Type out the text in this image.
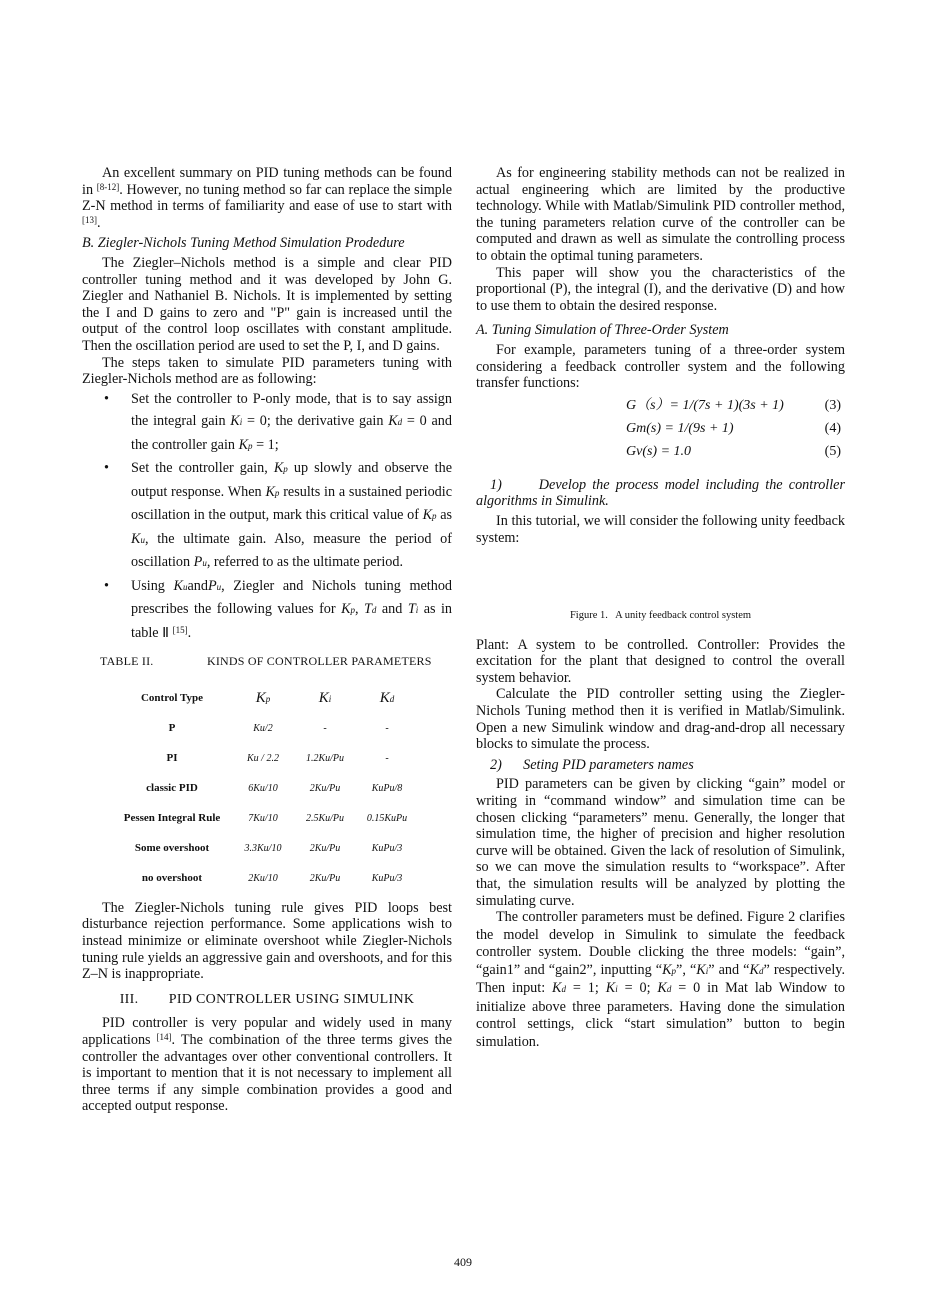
An excellent summary on PID tuning methods can be found in [8-12]. However, no tuning method so far can replace the simple Z-N method in terms of familiarity and ease of use to start with [13].

B. Ziegler-Nichols Tuning Method Simulation Prodedure

The Ziegler–Nichols method is a simple and clear PID controller tuning method and it was developed by John G. Ziegler and Nathaniel B. Nichols. It is implemented by setting the I and D gains to zero and "P" gain is increased until the output of the control loop oscillates with constant amplitude. Then the oscillation period are used to set the P, I, and D gains.

The steps taken to simulate PID parameters tuning with Ziegler-Nichols method are as following:

• Set the controller to P-only mode, that is to say assign the integral gain Ki = 0; the derivative gain Kd = 0 and the controller gain Kp = 1;
• Set the controller gain, Kp up slowly and observe the output response. When Kp results in a sustained periodic oscillation in the output, mark this critical value of Kp as Ku, the ultimate gain. Also, measure the period of oscillation Pu, referred to as the ultimate period.
• Using KuandPu, Ziegler and Nichols tuning method prescribes the following values for Kp, Td and Ti as in table Ⅱ [15].
TABLE II.	KINDS OF CONTROLLER PARAMETERS
Control Type	Kp	Ki	Kd
P	Ku/2	-	-
PI	Ku / 2.2	1.2Ku/Pu	-
classic PID	6Ku/10	2Ku/Pu	KuPu/8
Pessen Integral Rule	7Ku/10	2.5Ku/Pu	0.15KuPu
Some overshoot	3.3Ku/10	2Ku/Pu	KuPu/3
no overshoot	2Ku/10	2Ku/Pu	KuPu/3

The Ziegler-Nichols tuning rule gives PID loops best disturbance rejection performance. Some applications wish to instead minimize or eliminate overshoot while Ziegler-Nichols tuning rule yields an aggressive gain and overshoots, and for this Z–N is inappropriate.

III.        PID CONTROLLER USING SIMULINK

PID controller is very popular and widely used in many applications [14]. The combination of the three terms gives the controller the advantages over other conventional controllers. It is important to mention that it is not necessary to implement all three terms if any simple combination provides a good and accepted output response.

As for engineering stability methods can not be realized in actual engineering which are limited by the productive technology. While with Matlab/Simulink PID controller method, the tuning parameters relation curve of the controller can be computed and drawn as well as simulate the controlling process to obtain the optimal tuning parameters.

This paper will show you the characteristics of the proportional (P), the integral (I), and the derivative (D) and how to use them to obtain the desired response.

A. Tuning Simulation of Three-Order System

For example, parameters tuning of a three-order system considering a feedback controller system and the following transfer functions:

G（s）= 1/(7s + 1)(3s + 1)	(3)
Gm(s) = 1/(9s + 1)	(4)
Gv(s) = 1.0	(5)

1)      Develop the process model including the controller algorithms in Simulink.

In this tutorial, we will consider the following unity feedback system:

Figure 1.   A unity feedback control system

Plant: A system to be controlled. Controller: Provides the excitation for the plant that designed to control the overall system behavior.

Calculate the PID controller setting using the Ziegler-Nichols Tuning method then it is verified in Matlab/Simulink. Open a new Simulink window and drag-and-drop all necessary blocks to simulate the process.

2)      Seting PID parameters names

PID parameters can be given by clicking “gain” model or writing in “command window” and simulation time can be chosen clicking “parameters” menu. Generally, the longer that simulation time, the higher of precision and higher resolution curve will be obtained. Given the lack of resolution of Simulink, so we can move the simulation results to “workspace”. After that, the simulation results will be analyzed by plotting the simulating curve.

The controller parameters must be defined. Figure 2 clarifies the model develop in Simulink to simulate the feedback controller system. Double clicking the three models: “gain”, “gain1” and “gain2”, inputting “Kp”, “Ki” and “Kd” respectively. Then input: Kd = 1; Ki = 0; Kd = 0 in Mat lab Window to initialize above three parameters. Having done the simulation control settings, click “start simulation” button to begin simulation.

409
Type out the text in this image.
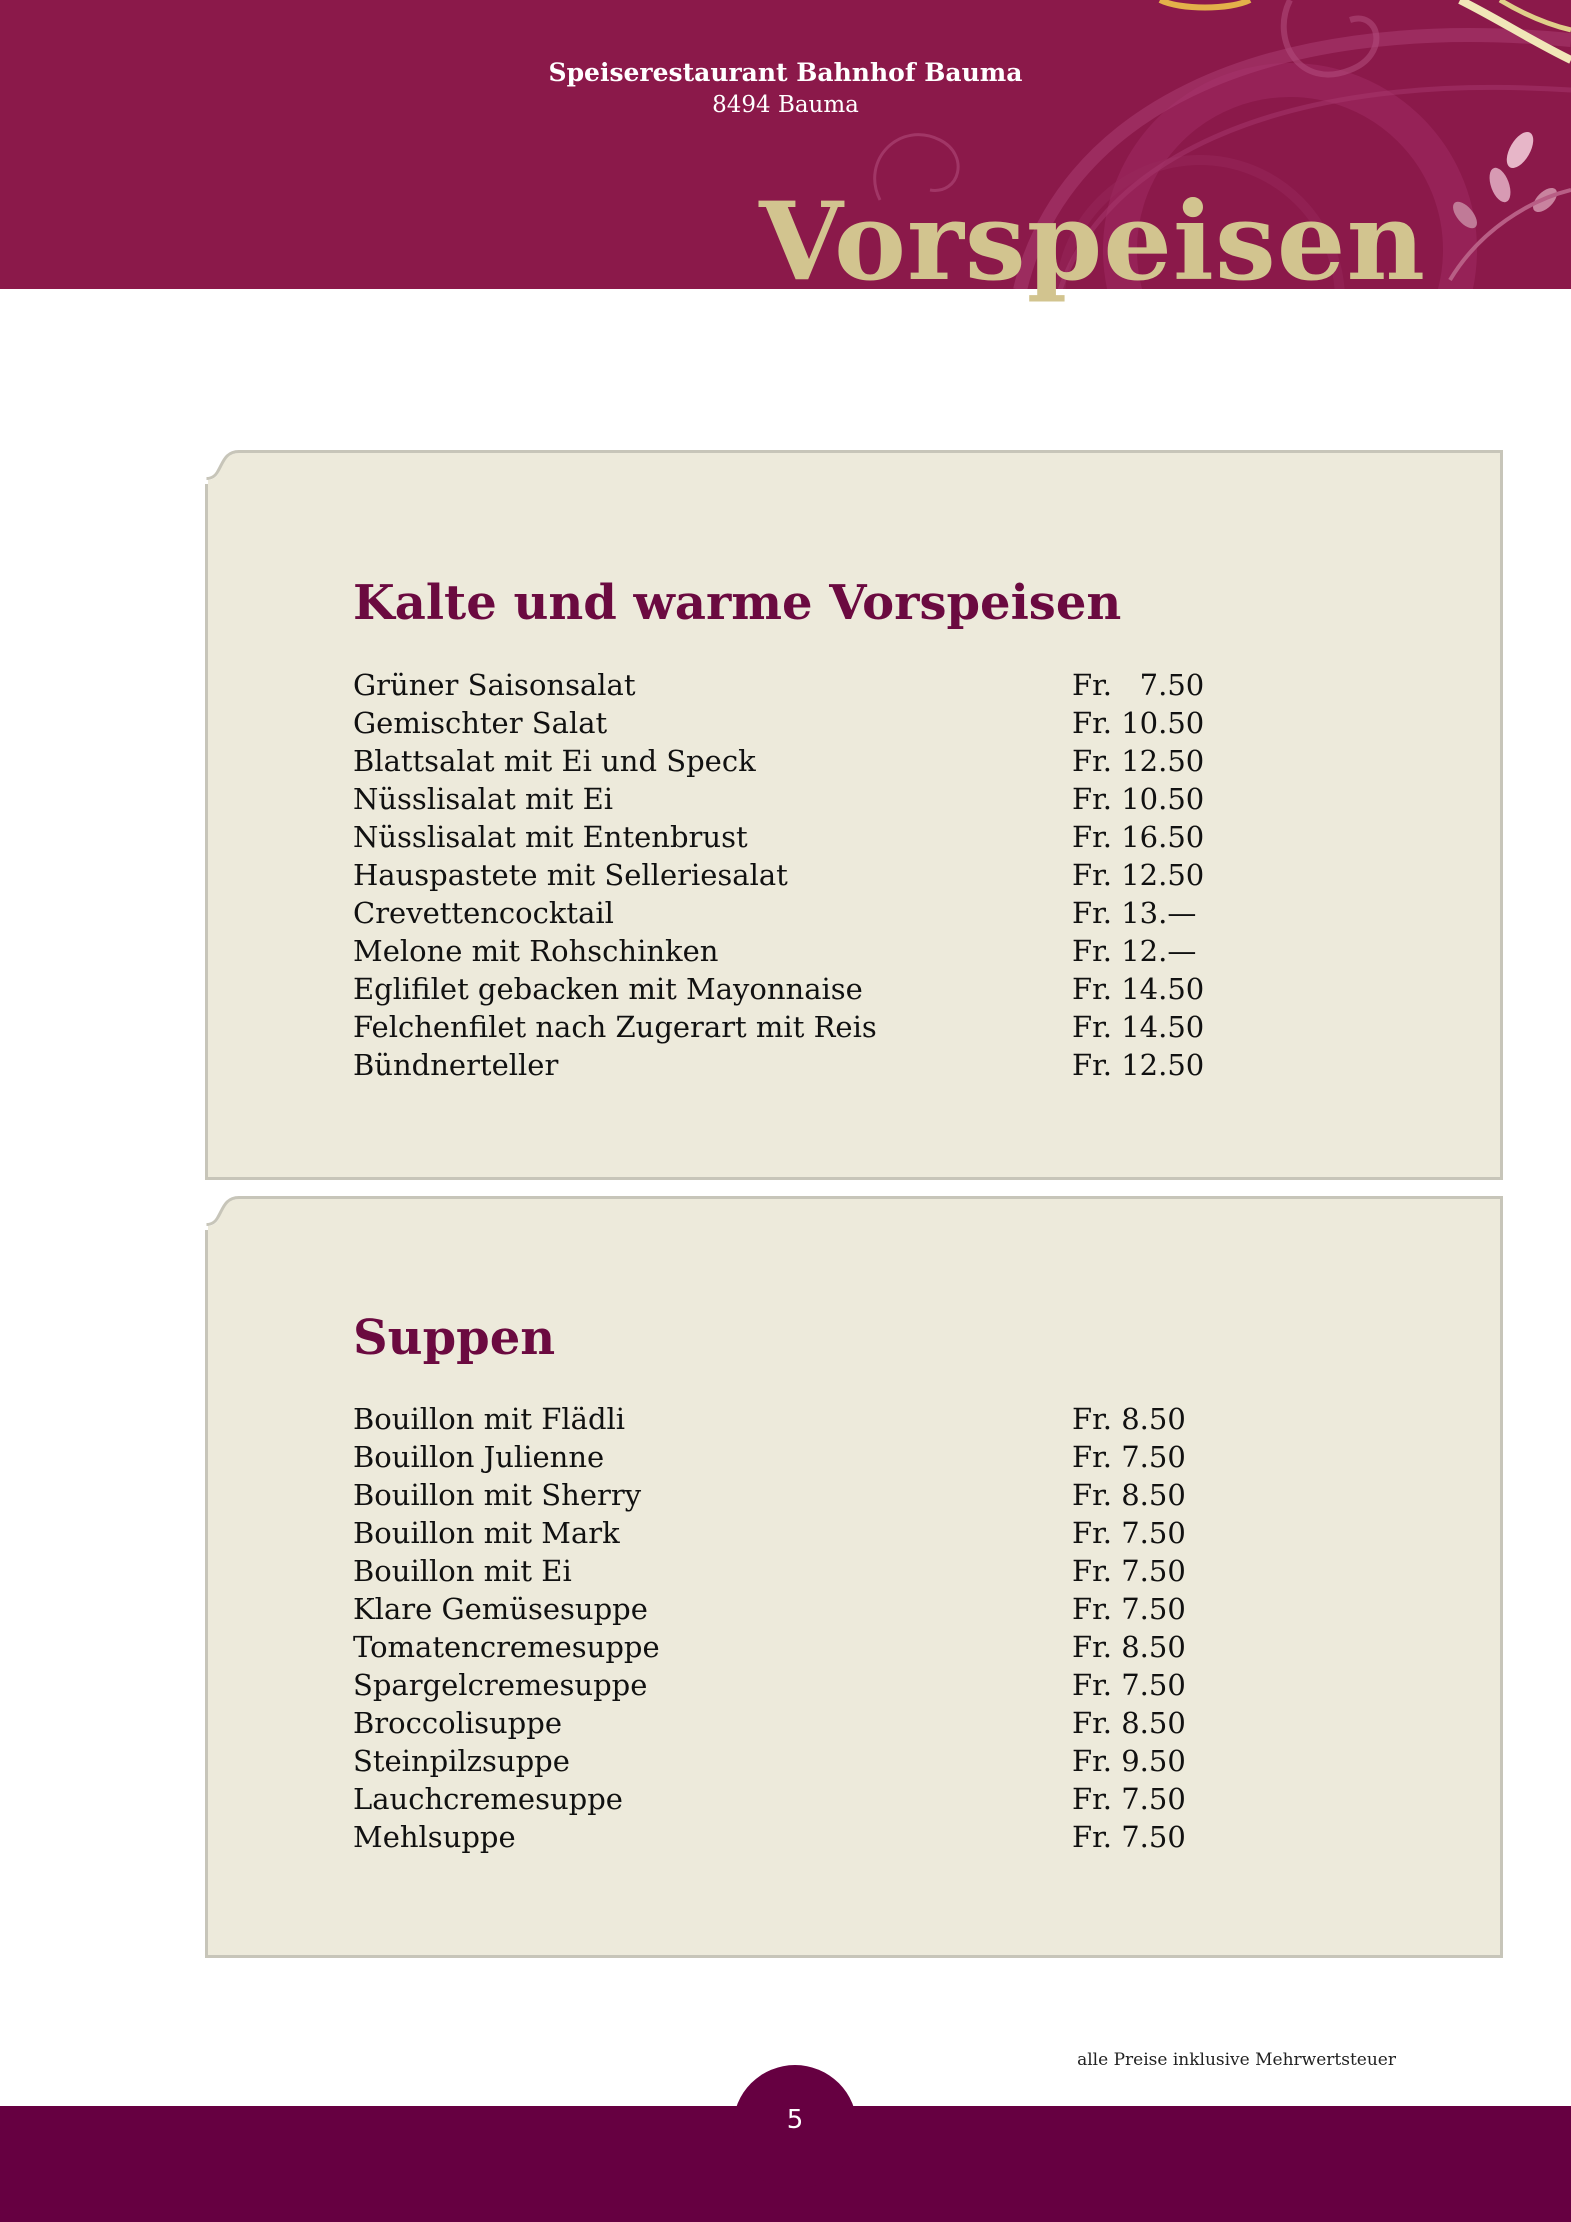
Speiserestaurant Bahnhof Bauma
8494 Bauma
Vorspeisen
Kalte und warme Vorspeisen
Grüner Saisonsalat	Fr.   7.50
Gemischter Salat	Fr. 10.50
Blattsalat mit Ei und Speck	Fr. 12.50
Nüsslisalat mit Ei	Fr. 10.50
Nüsslisalat mit Entenbrust	Fr. 16.50
Hauspastete mit Selleriesalat	Fr. 12.50
Crevettencocktail	Fr. 13.—
Melone mit Rohschinken	Fr. 12.—
Eglifilet gebacken mit Mayonnaise	Fr. 14.50
Felchenfilet nach Zugerart mit Reis	Fr. 14.50
Bündnerteller	Fr. 12.50
Suppen
Bouillon mit Flädli	Fr. 8.50
Bouillon Julienne	Fr. 7.50
Bouillon mit Sherry	Fr. 8.50
Bouillon mit Mark	Fr. 7.50
Bouillon mit Ei	Fr. 7.50
Klare Gemüsesuppe	Fr. 7.50
Tomatencremesuppe	Fr. 8.50
Spargelcremesuppe	Fr. 7.50
Broccolisuppe	Fr. 8.50
Steinpilzsuppe	Fr. 9.50
Lauchcremesuppe	Fr. 7.50
Mehlsuppe	Fr. 7.50
alle Preise inklusive Mehrwertsteuer
5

= Work required =
Pull every line containing the word "Bouillon" out of the entries above.

= The reply =
Bouillon mit Flädli	Fr. 8.50
Bouillon Julienne	Fr. 7.50
Bouillon mit Sherry	Fr. 8.50
Bouillon mit Mark	Fr. 7.50
Bouillon mit Ei	Fr. 7.50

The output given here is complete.